What is being asked: Print each of the rows below line for line, leaving out the pictures.

Records shown:

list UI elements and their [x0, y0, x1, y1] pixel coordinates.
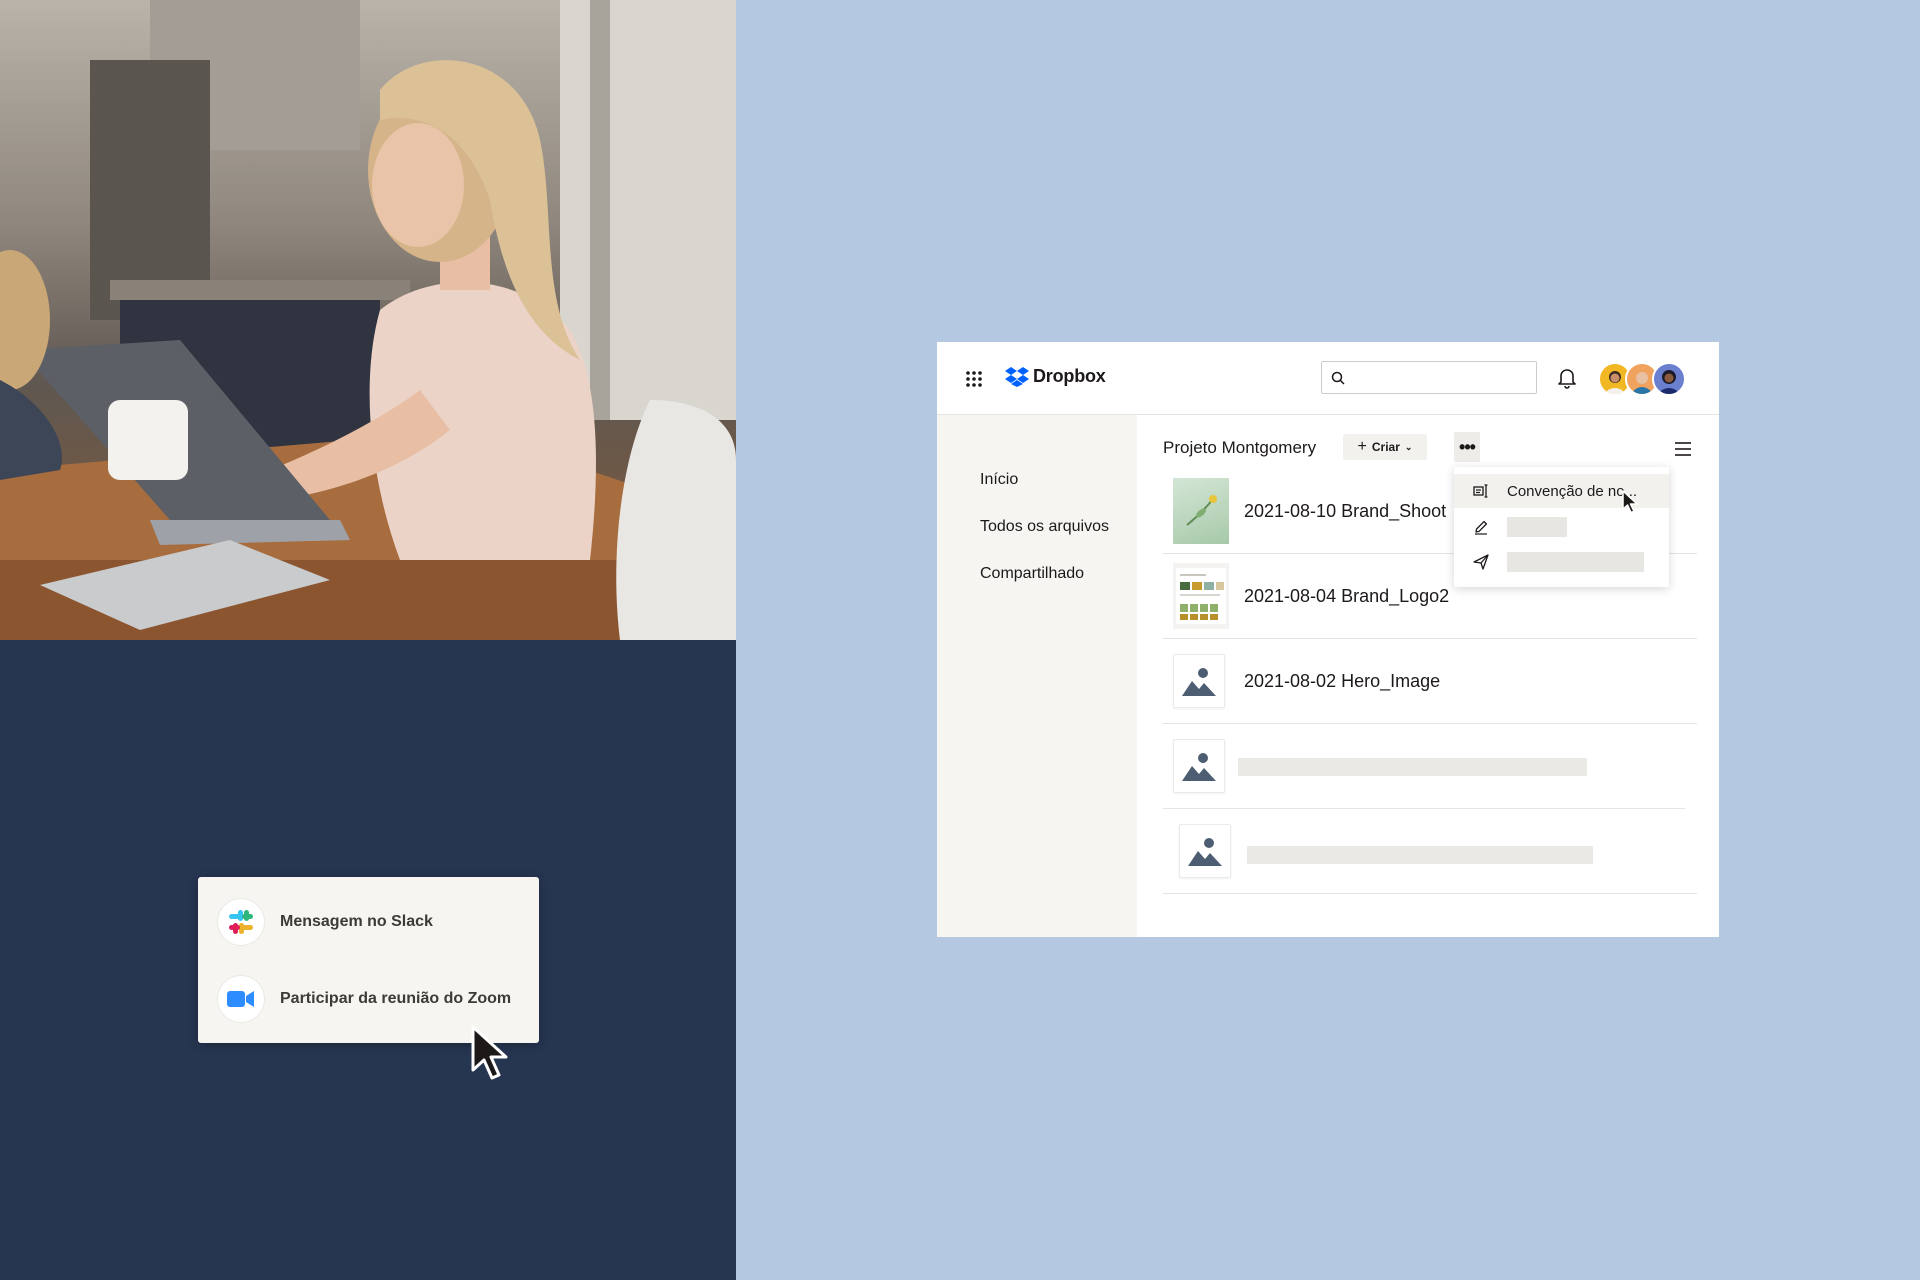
- file-row[interactable]: 2021-08-02 Hero_Image: [1163, 639, 1697, 724]
- plus-icon: +: [1357, 438, 1367, 455]
- image-placeholder-icon: [1179, 824, 1231, 878]
- integrations-card: Mensagem no Slack Participar da reunião …: [198, 877, 539, 1043]
- loading-placeholder: [1238, 758, 1587, 776]
- image-placeholder-icon: [1173, 739, 1225, 793]
- zoom-option-label: Participar da reunião do Zoom: [280, 990, 512, 1007]
- notifications-bell-icon[interactable]: [1556, 367, 1578, 389]
- sidebar: Início Todos os arquivos Compartilhado: [937, 415, 1137, 937]
- file-thumbnail: [1173, 478, 1229, 544]
- pencil-icon: [1475, 520, 1488, 535]
- dropbox-logo-icon: [1005, 366, 1029, 387]
- menu-item-rename[interactable]: [1454, 510, 1669, 544]
- context-menu: Convenção de no...: [1454, 467, 1669, 587]
- file-name: 2021-08-02 Hero_Image: [1244, 671, 1441, 691]
- file-name: 2021-08-04 Brand_Logo2: [1244, 586, 1450, 606]
- woman-at-laptop-illustration: [0, 0, 736, 640]
- avatar[interactable]: [1652, 362, 1686, 396]
- slack-message-option[interactable]: Mensagem no Slack: [198, 887, 539, 957]
- naming-convention-icon: [1473, 484, 1488, 498]
- menu-item-placeholder: [1507, 517, 1567, 537]
- loading-placeholder: [1247, 846, 1593, 864]
- search-box[interactable]: [1321, 361, 1537, 394]
- search-input[interactable]: [1352, 366, 1534, 391]
- top-bar: Dropbox: [937, 342, 1719, 415]
- slack-option-label: Mensagem no Slack: [280, 913, 433, 930]
- send-icon: [1473, 554, 1489, 570]
- file-name: 2021-08-10 Brand_Shoot: [1244, 501, 1447, 521]
- app-grid-icon[interactable]: [965, 370, 983, 388]
- breadcrumb[interactable]: Projeto Montgomery: [1163, 438, 1316, 458]
- file-thumbnail: [1173, 563, 1229, 629]
- chevron-down-icon: ⌄: [1404, 441, 1413, 452]
- dropbox-logo[interactable]: Dropbox: [1005, 366, 1106, 387]
- sidebar-item-all-files[interactable]: Todos os arquivos: [980, 518, 1109, 536]
- mouse-cursor-icon: [471, 1025, 508, 1080]
- menu-item-send[interactable]: [1454, 545, 1669, 579]
- dropbox-window: Dropbox Início Todos os arquivos Compart…: [937, 342, 1719, 937]
- logo-text: Dropbox: [1033, 366, 1106, 386]
- more-options-button[interactable]: •••: [1454, 432, 1480, 462]
- image-placeholder-icon: [1173, 654, 1225, 708]
- document-preview-icon: [1176, 568, 1226, 624]
- sidebar-item-shared[interactable]: Compartilhado: [980, 565, 1084, 583]
- create-button-label: Criar: [1371, 440, 1400, 454]
- hero-photo: [0, 0, 736, 640]
- file-row[interactable]: [1163, 809, 1697, 894]
- list-view-icon[interactable]: [1675, 442, 1691, 456]
- create-button[interactable]: + Criar ⌄: [1343, 434, 1427, 460]
- ellipsis-icon: •••: [1459, 436, 1476, 457]
- menu-item-label: Convenção de no...: [1507, 482, 1638, 500]
- menu-item-placeholder: [1507, 552, 1644, 572]
- zoom-icon: [218, 976, 264, 1022]
- file-row[interactable]: [1163, 724, 1685, 809]
- sidebar-item-home[interactable]: Início: [980, 471, 1018, 489]
- flower-photo-icon: [1186, 495, 1217, 526]
- mouse-cursor-icon: [1622, 490, 1638, 514]
- search-icon: [1331, 371, 1345, 385]
- slack-icon: [218, 899, 264, 945]
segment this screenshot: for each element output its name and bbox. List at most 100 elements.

Completed exercise:
list UI elements and their [x0, y0, x1, y1] pixel coordinates.
- file-row[interactable]: 2021-08-02 Hero_Image: [1163, 639, 1697, 724]
- plus-icon: +: [1357, 438, 1367, 455]
- image-placeholder-icon: [1179, 824, 1231, 878]
- integrations-card: Mensagem no Slack Participar da reunião …: [198, 877, 539, 1043]
- loading-placeholder: [1238, 758, 1587, 776]
- image-placeholder-icon: [1173, 739, 1225, 793]
- zoom-option-label: Participar da reunião do Zoom: [280, 990, 512, 1007]
- notifications-bell-icon[interactable]: [1556, 367, 1578, 389]
- sidebar: Início Todos os arquivos Compartilhado: [937, 415, 1137, 937]
- file-thumbnail: [1173, 478, 1229, 544]
- pencil-icon: [1475, 520, 1488, 535]
- dropbox-logo-icon: [1005, 366, 1029, 387]
- menu-item-rename[interactable]: [1454, 510, 1669, 544]
- context-menu: Convenção de no...: [1454, 467, 1669, 587]
- file-name: 2021-08-02 Hero_Image: [1244, 671, 1441, 691]
- file-name: 2021-08-04 Brand_Logo2: [1244, 586, 1450, 606]
- woman-at-laptop-illustration: [0, 0, 736, 640]
- avatar[interactable]: [1652, 362, 1686, 396]
- slack-message-option[interactable]: Mensagem no Slack: [198, 887, 539, 957]
- naming-convention-icon: [1473, 484, 1488, 498]
- menu-item-placeholder: [1507, 517, 1567, 537]
- loading-placeholder: [1247, 846, 1593, 864]
- search-box[interactable]: [1321, 361, 1537, 394]
- search-input[interactable]: [1352, 366, 1534, 391]
- top-bar: Dropbox: [937, 342, 1719, 415]
- slack-option-label: Mensagem no Slack: [280, 913, 433, 930]
- send-icon: [1473, 554, 1489, 570]
- file-name: 2021-08-10 Brand_Shoot: [1244, 501, 1447, 521]
- app-grid-icon[interactable]: [965, 370, 983, 388]
- breadcrumb[interactable]: Projeto Montgomery: [1163, 438, 1316, 458]
- file-thumbnail: [1173, 563, 1229, 629]
- chevron-down-icon: ⌄: [1404, 441, 1413, 452]
- dropbox-logo[interactable]: Dropbox: [1005, 366, 1106, 387]
- sidebar-item-all-files[interactable]: Todos os arquivos: [980, 518, 1109, 536]
- mouse-cursor-icon: [471, 1025, 508, 1080]
- menu-item-send[interactable]: [1454, 545, 1669, 579]
- dropbox-window: Dropbox Início Todos os arquivos Compart…: [937, 342, 1719, 937]
- logo-text: Dropbox: [1033, 366, 1106, 386]
- more-options-button[interactable]: •••: [1454, 432, 1480, 462]
- image-placeholder-icon: [1173, 654, 1225, 708]
- document-preview-icon: [1176, 568, 1226, 624]
- sidebar-item-shared[interactable]: Compartilhado: [980, 565, 1084, 583]
- create-button-label: Criar: [1371, 440, 1400, 454]
- hero-photo: [0, 0, 736, 640]
- file-row[interactable]: [1163, 809, 1697, 894]
- list-view-icon[interactable]: [1675, 442, 1691, 456]
- create-button[interactable]: + Criar ⌄: [1343, 434, 1427, 460]
- ellipsis-icon: •••: [1459, 436, 1476, 457]
- menu-item-label: Convenção de no...: [1507, 482, 1638, 500]
- menu-item-placeholder: [1507, 552, 1644, 572]
- zoom-icon: [218, 976, 264, 1022]
- file-row[interactable]: [1163, 724, 1685, 809]
- sidebar-item-home[interactable]: Início: [980, 471, 1018, 489]
- flower-photo-icon: [1186, 495, 1217, 526]
- mouse-cursor-icon: [1622, 490, 1638, 514]
- search-icon: [1331, 371, 1345, 385]
- slack-icon: [218, 899, 264, 945]
segment this screenshot: for each element output its name and bbox. List at most 100 elements.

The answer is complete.